▶ TASK OBJECTIVE: In the entries below, how many lines hold the string "color"? Give only the number.

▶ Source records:
··········

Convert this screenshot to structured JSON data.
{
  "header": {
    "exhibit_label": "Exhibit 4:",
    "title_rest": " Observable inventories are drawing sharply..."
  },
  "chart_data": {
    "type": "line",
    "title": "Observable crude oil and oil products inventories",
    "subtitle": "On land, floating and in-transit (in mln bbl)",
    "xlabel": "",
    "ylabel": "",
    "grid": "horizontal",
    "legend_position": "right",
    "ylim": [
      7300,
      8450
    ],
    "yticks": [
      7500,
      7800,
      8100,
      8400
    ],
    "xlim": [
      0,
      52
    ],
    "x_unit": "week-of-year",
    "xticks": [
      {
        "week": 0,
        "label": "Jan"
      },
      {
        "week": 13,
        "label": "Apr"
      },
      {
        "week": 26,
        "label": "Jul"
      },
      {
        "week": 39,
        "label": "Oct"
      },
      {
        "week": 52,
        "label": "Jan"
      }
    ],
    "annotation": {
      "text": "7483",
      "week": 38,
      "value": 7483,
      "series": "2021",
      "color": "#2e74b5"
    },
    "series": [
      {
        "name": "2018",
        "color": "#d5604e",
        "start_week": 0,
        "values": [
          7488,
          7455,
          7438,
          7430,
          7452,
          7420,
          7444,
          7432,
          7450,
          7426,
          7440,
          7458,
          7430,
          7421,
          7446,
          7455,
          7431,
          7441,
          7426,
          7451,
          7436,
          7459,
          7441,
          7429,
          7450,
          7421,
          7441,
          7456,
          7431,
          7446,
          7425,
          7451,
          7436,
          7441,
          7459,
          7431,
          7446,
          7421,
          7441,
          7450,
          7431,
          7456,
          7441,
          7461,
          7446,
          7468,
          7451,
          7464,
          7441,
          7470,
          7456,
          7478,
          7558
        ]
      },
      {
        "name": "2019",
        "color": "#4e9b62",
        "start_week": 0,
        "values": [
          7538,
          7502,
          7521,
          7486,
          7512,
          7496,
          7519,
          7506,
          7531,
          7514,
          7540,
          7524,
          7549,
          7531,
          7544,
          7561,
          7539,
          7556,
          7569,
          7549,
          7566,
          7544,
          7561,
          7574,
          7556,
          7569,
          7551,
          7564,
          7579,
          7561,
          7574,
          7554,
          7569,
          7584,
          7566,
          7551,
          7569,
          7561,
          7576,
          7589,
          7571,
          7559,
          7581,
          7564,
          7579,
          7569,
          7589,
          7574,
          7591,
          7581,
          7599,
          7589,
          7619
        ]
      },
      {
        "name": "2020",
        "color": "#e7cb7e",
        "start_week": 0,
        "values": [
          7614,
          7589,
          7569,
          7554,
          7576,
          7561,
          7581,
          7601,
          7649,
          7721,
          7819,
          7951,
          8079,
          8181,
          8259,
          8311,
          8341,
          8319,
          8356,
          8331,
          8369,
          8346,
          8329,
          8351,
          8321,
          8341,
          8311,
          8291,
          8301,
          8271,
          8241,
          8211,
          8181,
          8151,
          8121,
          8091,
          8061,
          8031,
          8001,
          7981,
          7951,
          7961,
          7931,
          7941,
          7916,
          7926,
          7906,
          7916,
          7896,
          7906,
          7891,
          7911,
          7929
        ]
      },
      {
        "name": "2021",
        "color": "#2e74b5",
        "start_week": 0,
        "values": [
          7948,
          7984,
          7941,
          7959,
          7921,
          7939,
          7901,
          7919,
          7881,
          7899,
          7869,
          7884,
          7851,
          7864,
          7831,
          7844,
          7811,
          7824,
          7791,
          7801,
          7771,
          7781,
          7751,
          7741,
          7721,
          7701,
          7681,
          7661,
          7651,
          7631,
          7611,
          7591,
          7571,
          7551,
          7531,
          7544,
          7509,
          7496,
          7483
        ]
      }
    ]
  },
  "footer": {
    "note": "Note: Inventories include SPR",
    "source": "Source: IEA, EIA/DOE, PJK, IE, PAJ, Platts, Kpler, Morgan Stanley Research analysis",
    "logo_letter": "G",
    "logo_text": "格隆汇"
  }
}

··········

▶ TASK RESPONSE: 5